*Given passage*:

=-=-=-=-=

….We do not know how to pray as we should…. (Romans 8:26)
I find it liberating to know that the great Apostle Paul was dissatisfied with his prayer life. At least, that’s how I read Romans 8:26. And if he could admit that “we do not know how to pray as we should,” it’s a dead-on cinch that you and I don’t either.
One thing almost everyone in your congregation has in common on a typical Sunday morning is a dissatisfaction with their prayer life. That is not to say that all are doing poorly, only that none of us feels we have got it down right, that we are praying with the effectiveness we’d like.
In this life, we are always going to be doing things partially. “We know in part,” Scripture says. “We prophecy in part” (I Corinthians 13:9,12).
Good music, they say, is music that is written better than it can be played. The Christian life is like that: written better than any of us can hope to attain in this life. The standard of God is still the same: “Be ye perfect even as your Father in Heaven is perfect” (Matthew 5:48). We will not attain it in this life, but that’s how it’s written.
So with your prayer life. You and I mumble in our prayers, like a child still learning to talk. It frustrates us and disappoints us, but–do not miss this–is oddly pleasing to the Father in Heaven.
Here are seven statements about your (and my) poor praying….
1. Your poor praying is a fact.
You knew it and you feel it often. In fact, unless you are one in a thousand, the fact that your praying is so poor has sometimes discouraged you from even trying to speak to the Father. Oh, friend. I want you to know you are not the odd man out. We are all in the same boat.
You have lots of company, poor pray-er. The preacher with a half-century of proclamation under his belt still approaches the Throne of Grace like a beginner, still coming humbly almost as a newcomer. “Nothing in my hand I bring; simply to Thy cross I cling.”
Do not let this upset you or discourage you. Go forward.
2. Your poor praying is the norm.
The Olympics are going on in London at this moment. Only the best in the world, the most accomplished, are there, going head to head. No athlete in London has been satisfied just to achieve the norm in their athletic endeavors. So, you want to forge ahead, to discipline yourself to learn and grow in your praying. But, be warned, my friend. There will never come a time in this life when you will feel you have arrived in your praying.
I cringe when someone calls me a great prayer warrior, as one did just this week. I know better than that. I’m a babbler, a mumbler, a sinner with no right to approach the Lord, one who comes deserving only judgment. I pray poorly. Furthermore, in this life, I seriously doubt there will come a time when that assessment changes.
3. Your poor praying is all of faith.
Nothing you do in this life is more about faith than your praying. When you pause to offer a prayer to God, you are talking to One whom you cannot see and cannot prove that He even exists. You cannot guarantee that He hears you or that if He does, He will answer you and grant your request. And yet you keep on praying.
I hope you do.
Most of your prayer requests in this life, you will never know whether they are answered or not. You will pray for the President of this country, for missionaries around the world, and for family members near and far. But you will have no way of knowing what God did in answer to your prayer.
You will pray by faith or you will gradually lose heart and quit. (II Corinthians 4:1 works here.)
4. Your poor praying is powerful and effective.

=-=-=-=-=

*Records supplied*:
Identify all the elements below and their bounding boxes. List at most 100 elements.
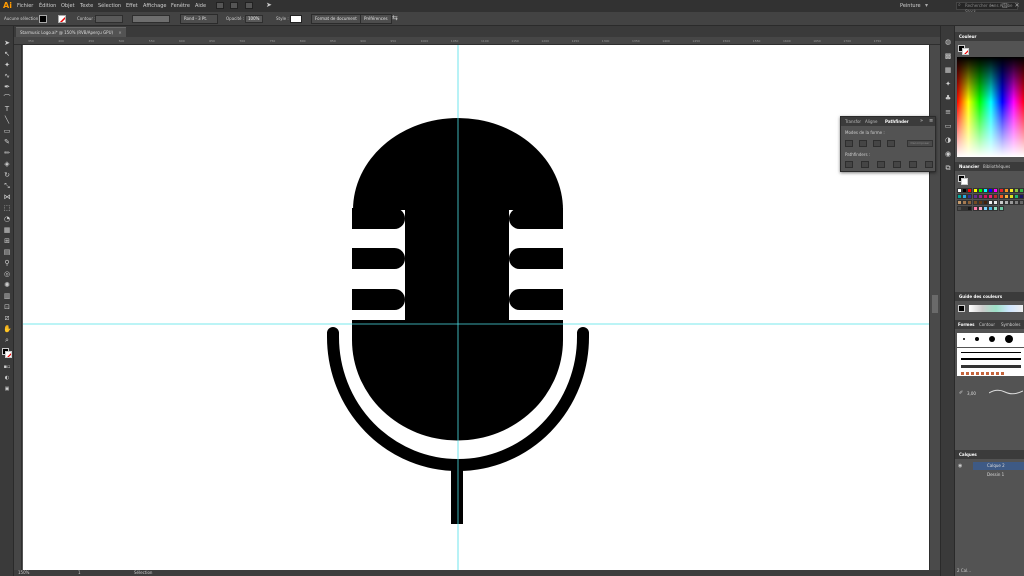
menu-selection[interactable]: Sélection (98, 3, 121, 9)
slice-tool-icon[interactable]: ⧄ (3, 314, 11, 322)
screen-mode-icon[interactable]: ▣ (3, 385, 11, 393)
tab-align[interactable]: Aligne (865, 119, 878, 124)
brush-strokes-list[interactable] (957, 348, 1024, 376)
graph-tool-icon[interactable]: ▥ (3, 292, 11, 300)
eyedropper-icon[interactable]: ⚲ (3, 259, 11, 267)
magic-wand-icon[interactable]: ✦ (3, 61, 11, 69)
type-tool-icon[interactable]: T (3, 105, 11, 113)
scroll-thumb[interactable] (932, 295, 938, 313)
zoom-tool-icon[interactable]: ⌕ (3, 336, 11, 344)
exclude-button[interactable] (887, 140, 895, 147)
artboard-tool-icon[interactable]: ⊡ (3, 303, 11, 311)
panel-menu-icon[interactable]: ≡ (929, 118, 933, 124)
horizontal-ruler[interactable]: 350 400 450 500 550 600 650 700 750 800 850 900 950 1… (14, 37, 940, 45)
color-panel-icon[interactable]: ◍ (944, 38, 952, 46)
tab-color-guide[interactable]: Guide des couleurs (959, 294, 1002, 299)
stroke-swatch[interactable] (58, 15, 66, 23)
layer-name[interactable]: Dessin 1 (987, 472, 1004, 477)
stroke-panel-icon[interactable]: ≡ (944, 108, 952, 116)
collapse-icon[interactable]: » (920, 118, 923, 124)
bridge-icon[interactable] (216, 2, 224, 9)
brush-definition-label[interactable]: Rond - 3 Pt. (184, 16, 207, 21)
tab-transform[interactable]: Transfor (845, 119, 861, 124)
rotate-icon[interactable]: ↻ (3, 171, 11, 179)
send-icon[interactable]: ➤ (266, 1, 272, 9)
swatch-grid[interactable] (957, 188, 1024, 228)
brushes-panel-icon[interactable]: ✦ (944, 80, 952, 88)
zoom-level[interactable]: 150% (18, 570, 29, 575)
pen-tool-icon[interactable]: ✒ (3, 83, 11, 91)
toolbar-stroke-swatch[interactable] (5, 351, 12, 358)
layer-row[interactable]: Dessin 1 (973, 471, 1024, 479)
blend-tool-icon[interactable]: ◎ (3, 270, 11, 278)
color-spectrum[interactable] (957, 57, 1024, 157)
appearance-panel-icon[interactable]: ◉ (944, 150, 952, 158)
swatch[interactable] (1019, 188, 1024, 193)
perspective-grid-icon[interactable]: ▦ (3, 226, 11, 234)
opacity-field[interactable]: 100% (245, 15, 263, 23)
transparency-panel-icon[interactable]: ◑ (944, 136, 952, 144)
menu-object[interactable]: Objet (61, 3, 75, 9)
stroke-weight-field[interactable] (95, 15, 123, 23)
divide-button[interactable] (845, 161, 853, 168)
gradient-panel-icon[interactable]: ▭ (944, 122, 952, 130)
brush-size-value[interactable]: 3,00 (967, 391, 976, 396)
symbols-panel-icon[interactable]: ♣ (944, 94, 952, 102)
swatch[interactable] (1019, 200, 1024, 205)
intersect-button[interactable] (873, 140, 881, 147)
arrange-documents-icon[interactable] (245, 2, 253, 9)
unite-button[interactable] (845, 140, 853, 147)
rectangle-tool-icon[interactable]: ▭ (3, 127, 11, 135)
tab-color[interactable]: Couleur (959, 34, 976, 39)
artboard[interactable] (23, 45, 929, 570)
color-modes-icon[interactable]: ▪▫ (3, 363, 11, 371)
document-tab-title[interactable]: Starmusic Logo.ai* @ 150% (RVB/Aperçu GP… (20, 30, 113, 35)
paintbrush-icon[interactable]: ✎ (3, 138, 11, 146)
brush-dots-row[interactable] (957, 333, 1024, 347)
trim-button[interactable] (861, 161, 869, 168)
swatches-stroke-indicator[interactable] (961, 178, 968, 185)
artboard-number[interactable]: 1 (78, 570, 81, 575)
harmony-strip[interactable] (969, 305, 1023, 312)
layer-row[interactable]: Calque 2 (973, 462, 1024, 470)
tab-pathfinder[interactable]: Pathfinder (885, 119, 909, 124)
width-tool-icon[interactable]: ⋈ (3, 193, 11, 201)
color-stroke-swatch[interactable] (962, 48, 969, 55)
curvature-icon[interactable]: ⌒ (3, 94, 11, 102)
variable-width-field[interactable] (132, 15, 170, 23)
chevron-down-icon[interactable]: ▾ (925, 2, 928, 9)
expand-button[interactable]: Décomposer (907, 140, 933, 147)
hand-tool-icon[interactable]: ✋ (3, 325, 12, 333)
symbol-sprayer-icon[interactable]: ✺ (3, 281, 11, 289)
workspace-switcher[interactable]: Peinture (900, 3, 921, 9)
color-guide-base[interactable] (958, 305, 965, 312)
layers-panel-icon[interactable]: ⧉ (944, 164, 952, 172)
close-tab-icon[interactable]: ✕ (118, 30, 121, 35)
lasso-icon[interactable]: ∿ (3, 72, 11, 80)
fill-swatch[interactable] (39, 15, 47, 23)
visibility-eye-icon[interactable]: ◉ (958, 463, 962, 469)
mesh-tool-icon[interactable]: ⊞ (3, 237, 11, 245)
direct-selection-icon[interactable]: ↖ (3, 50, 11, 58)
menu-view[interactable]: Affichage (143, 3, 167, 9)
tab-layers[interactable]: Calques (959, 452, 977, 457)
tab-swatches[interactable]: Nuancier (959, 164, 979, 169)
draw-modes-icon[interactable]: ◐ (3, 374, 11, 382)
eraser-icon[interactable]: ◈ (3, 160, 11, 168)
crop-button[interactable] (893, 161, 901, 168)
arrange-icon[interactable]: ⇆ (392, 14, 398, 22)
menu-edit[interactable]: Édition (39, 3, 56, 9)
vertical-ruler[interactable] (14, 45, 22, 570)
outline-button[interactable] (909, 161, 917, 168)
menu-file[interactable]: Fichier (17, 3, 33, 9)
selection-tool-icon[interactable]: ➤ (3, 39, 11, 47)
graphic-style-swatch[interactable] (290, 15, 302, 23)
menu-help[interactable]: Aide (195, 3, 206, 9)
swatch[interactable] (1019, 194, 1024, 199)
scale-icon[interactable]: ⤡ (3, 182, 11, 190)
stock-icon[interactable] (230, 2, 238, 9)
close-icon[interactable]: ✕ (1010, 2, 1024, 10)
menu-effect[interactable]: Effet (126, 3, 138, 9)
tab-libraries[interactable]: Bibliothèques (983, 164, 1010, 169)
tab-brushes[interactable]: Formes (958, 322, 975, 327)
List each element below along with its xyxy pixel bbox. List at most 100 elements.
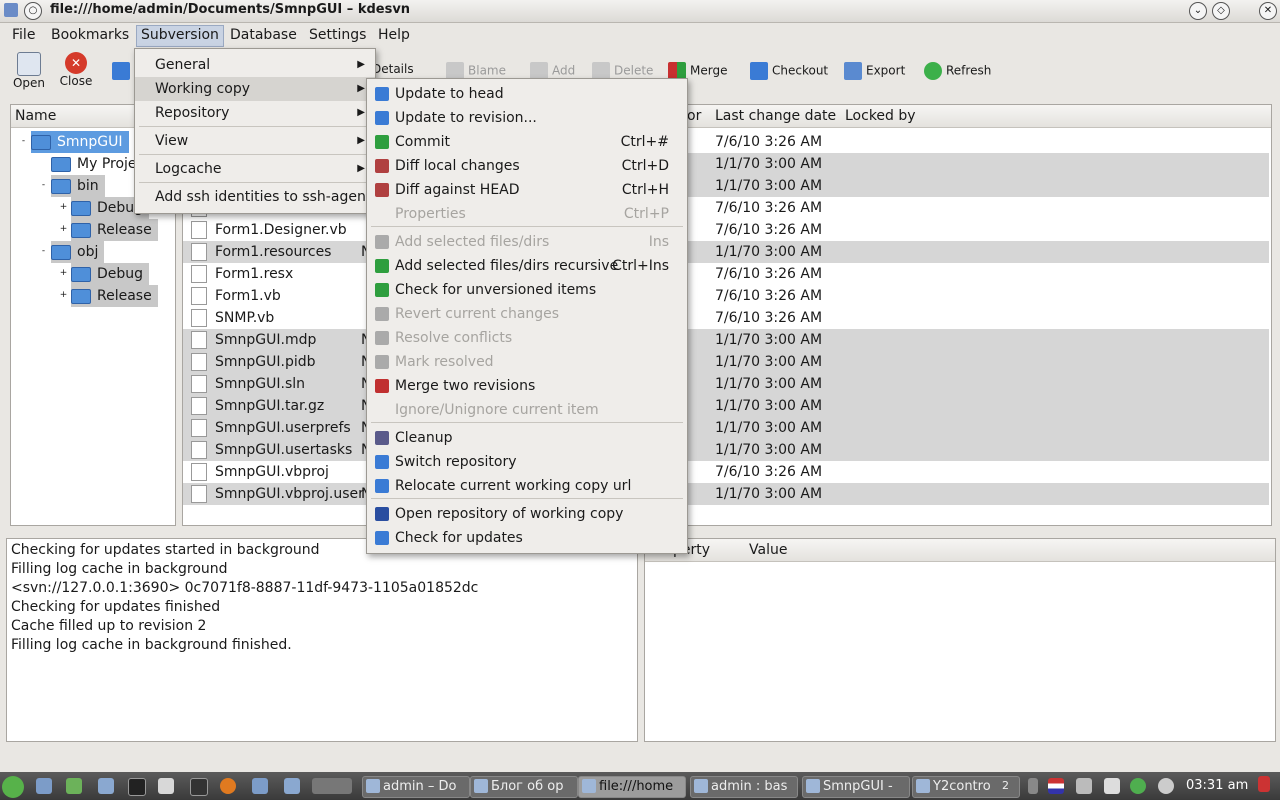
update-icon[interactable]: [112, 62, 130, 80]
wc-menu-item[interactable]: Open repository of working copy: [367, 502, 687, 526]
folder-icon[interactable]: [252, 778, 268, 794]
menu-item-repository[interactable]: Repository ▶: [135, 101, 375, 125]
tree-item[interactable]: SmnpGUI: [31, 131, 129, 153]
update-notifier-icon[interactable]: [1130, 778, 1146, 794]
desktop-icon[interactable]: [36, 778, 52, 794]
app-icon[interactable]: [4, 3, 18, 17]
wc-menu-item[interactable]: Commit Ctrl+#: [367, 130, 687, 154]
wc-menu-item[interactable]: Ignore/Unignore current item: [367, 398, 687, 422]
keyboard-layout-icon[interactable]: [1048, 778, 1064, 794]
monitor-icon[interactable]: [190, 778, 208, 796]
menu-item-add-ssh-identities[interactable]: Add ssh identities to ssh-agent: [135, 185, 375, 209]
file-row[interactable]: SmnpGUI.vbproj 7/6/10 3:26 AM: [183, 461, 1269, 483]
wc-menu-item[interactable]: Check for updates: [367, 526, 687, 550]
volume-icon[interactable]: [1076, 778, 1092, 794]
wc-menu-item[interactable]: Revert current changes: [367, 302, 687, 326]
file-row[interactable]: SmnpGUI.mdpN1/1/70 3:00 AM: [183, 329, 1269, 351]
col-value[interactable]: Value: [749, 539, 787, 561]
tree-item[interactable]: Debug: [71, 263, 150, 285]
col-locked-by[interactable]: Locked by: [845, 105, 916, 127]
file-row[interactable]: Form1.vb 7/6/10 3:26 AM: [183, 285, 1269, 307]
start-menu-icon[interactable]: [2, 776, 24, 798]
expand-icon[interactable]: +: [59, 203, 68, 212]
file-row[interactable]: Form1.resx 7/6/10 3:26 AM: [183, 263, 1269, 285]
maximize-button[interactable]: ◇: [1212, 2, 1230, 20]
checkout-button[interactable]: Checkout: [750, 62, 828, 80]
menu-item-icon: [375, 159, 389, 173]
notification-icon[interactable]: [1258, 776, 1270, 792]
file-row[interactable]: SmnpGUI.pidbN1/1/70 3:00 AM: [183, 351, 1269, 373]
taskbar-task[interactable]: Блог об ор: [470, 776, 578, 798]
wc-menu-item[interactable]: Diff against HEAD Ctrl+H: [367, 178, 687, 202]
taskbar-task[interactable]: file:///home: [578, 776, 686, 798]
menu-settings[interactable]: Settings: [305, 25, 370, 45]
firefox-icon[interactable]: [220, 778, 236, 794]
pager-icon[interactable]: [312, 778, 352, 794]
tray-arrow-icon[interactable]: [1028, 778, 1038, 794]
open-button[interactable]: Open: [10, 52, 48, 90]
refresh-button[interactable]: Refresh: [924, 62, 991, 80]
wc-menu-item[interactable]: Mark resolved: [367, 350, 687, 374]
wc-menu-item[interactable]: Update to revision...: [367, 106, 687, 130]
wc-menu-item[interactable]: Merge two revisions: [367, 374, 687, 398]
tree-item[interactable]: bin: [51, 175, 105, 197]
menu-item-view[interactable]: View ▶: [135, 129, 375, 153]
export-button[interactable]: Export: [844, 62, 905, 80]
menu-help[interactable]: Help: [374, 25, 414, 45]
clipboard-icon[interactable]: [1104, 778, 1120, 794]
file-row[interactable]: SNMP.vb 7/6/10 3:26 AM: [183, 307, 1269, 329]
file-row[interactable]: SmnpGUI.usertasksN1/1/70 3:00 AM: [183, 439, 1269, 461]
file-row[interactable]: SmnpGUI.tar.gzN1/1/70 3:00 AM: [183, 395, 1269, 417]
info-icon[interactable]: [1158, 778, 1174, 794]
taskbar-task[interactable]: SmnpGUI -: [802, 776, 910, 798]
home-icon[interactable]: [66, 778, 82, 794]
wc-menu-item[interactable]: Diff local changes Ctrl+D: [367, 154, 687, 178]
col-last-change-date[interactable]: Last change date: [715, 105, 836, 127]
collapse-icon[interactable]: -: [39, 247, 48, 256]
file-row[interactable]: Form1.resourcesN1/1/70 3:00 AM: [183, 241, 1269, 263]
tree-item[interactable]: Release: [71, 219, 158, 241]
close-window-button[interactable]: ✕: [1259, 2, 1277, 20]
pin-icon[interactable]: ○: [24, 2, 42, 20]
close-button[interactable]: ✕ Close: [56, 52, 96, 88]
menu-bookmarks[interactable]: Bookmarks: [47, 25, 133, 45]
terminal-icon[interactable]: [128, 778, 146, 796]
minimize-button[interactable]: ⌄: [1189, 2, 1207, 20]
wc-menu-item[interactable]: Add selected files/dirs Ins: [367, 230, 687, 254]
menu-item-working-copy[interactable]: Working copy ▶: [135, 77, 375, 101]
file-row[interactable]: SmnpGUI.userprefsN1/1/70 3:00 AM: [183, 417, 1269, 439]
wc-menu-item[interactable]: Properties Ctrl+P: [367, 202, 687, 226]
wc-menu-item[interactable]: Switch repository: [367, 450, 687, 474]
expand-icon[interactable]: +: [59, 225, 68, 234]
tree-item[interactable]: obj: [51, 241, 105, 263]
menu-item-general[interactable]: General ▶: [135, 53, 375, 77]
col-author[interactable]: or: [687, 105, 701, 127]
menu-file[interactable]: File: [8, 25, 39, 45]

=-=-=-=-=

*Stated exercise A*:
Name every Bible reference cited in the prayer piece, listing each one only once.
*Stated exercise B*:
Quote the prayer piece from "In this life, we" to "my) poor praying….".
The rows are separate from the prayer piece.

*Correct response A*:
Romans 8:26; I Corinthians 13:9,12; Matthew 5:48; II Corinthians 4:1

*Correct response B*:
In this life, we are always going to be doing things partially. “We know in part,” Scripture says. “We prophecy in part” (I Corinthians 13:9,12).
Good music, they say, is music that is written better than it can be played. The Christian life is like that: written better than any of us can hope to attain in this life. The standard of God is still the same: “Be ye perfect even as your Father in Heaven is perfect” (Matthew 5:48). We will not attain it in this life, but that’s how it’s written.
So with your prayer life. You and I mumble in our prayers, like a child still learning to talk. It frustrates us and disappoints us, but–do not miss this–is oddly pleasing to the Father in Heaven.
Here are seven statements about your (and my) poor praying….